# Your task
In the passage about Klaatu, which two things are spared when he disables everything electronic on Earth? Please answer briefly.


     The army takes Klaatu to Walter Reed Hospital for medical attention. The President’s secretary visits Klaatu in the hospital, and this is where Klaatu announces why he is here. He requests a meeting with all of the nations leaders, and will not speak until all are present. The Secretary informs him that it is just too difficult to get all of the leaders together, and when he reaches out to them, they refuse to come. Even when Klaatu says that the future of the planet is at stake, the nations would not come together.

     Klaatu escapes from the hospital and merges in with society, using the alias Mr. Carpenter. He finds a boarding house where he meets Helen and her son Bobby, and Klaatu and Bobby become friends. The next day Bobby and Klaatu go around town looking at the sights and Klaatu speaks with profound wisdom and shows great patients with Bobby. Later, they visit Dr. Barnhardt were Klaatu correct the Dr.’s scientific problem which he had been working on for years. He later meets with the Dr. were they plan a meeting with the worlds top minds, Doctors and scientists. The Dr. convinces Klaatu to make a show of power to prove that he really could destroy the Earth, but he had to do it in such a way as to do no harm to anyone.  Eventually, Bobby discovers that Mr. Carpenter is really Klaatu, but nobody believes him. Then, Klaatu follows thru with his show of power – he disables everything electronic on earth, except for hospitals and planes in flight.  He just so happened to meet up with Helen right before the electricity is neutralized, and they get stuck in an elevator. Helen is skeptical until Klaatu tells her the truth, and explains why he is here. The other planets believe they are in danger because the earth has discovered how to use atomic energy to make a bomb. If he does not warn them of the dangers of war, the earth could be destroyed.

# Data under study
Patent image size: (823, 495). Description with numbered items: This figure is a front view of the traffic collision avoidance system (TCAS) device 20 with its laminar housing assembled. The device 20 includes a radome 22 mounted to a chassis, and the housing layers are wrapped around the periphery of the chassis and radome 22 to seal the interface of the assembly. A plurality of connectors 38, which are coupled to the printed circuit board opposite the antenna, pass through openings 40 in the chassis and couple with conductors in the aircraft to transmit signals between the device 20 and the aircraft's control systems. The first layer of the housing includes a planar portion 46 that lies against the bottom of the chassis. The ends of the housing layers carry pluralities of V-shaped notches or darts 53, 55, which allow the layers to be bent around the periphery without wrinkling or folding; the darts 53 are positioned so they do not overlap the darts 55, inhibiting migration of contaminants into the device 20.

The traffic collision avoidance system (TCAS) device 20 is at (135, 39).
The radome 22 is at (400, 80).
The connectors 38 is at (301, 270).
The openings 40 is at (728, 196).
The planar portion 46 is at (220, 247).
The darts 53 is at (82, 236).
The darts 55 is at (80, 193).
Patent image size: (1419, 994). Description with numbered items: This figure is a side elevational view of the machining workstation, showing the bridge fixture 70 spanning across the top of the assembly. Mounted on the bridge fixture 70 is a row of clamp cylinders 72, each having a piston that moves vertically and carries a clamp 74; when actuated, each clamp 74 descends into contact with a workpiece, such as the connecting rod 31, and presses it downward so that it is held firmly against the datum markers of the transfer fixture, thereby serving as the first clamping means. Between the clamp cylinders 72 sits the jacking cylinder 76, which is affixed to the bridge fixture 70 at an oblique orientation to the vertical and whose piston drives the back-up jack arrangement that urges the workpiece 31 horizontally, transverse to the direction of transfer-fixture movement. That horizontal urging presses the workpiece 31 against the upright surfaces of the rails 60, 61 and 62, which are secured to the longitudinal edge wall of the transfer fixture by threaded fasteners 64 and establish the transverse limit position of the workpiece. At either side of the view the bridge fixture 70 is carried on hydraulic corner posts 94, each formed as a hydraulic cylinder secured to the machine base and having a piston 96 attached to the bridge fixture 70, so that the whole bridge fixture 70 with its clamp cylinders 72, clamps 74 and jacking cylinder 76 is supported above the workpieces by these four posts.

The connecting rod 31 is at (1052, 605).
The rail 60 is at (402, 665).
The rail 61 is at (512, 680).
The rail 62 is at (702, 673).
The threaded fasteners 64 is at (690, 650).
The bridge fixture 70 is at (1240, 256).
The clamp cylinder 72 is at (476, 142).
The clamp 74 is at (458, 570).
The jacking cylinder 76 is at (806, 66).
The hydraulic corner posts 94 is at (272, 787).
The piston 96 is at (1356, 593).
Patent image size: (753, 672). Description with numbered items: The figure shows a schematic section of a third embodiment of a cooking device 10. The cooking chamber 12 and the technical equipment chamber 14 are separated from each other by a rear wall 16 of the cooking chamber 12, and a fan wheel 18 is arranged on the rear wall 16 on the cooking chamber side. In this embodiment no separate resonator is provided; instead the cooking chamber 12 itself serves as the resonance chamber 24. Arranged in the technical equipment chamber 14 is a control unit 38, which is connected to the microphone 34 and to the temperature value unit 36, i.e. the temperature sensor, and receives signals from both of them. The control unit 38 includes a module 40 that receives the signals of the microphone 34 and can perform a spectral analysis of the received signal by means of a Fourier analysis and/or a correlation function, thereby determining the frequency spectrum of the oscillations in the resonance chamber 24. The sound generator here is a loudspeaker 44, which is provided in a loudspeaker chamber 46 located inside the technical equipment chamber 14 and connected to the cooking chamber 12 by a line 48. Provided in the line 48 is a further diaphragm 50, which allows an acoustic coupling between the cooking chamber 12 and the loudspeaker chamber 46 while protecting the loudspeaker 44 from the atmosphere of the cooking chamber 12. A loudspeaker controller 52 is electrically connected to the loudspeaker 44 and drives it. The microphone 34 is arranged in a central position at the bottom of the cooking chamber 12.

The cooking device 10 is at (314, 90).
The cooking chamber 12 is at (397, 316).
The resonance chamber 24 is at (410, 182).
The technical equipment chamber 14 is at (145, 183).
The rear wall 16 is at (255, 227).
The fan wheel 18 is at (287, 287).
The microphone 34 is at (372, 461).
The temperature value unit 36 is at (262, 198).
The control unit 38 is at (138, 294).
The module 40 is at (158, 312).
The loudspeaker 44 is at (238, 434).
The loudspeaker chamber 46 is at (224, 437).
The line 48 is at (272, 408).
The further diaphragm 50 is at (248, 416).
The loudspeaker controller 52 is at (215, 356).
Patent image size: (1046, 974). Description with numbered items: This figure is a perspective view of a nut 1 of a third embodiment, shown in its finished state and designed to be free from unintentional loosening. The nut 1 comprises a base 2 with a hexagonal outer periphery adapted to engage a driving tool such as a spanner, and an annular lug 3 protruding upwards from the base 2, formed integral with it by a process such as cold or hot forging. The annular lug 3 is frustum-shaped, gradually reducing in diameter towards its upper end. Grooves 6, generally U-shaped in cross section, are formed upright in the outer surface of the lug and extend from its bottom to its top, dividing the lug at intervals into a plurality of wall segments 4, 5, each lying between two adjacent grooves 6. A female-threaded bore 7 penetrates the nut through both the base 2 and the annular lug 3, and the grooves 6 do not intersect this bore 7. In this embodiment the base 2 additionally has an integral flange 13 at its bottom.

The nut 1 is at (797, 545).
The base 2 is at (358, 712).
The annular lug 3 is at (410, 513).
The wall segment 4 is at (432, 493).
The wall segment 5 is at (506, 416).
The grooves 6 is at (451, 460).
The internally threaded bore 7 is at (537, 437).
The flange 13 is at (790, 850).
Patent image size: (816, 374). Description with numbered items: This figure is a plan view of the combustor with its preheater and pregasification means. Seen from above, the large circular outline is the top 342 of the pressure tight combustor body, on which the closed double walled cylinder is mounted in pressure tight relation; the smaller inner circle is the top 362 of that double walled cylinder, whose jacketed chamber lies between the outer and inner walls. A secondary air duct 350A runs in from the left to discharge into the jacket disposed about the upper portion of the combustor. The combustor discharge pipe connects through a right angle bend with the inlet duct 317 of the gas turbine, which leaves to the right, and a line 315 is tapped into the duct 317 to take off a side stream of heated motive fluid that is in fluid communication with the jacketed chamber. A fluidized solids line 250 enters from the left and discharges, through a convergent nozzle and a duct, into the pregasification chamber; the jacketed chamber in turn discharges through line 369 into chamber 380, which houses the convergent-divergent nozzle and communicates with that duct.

# Completed exercise
Hospitals and planes in flight.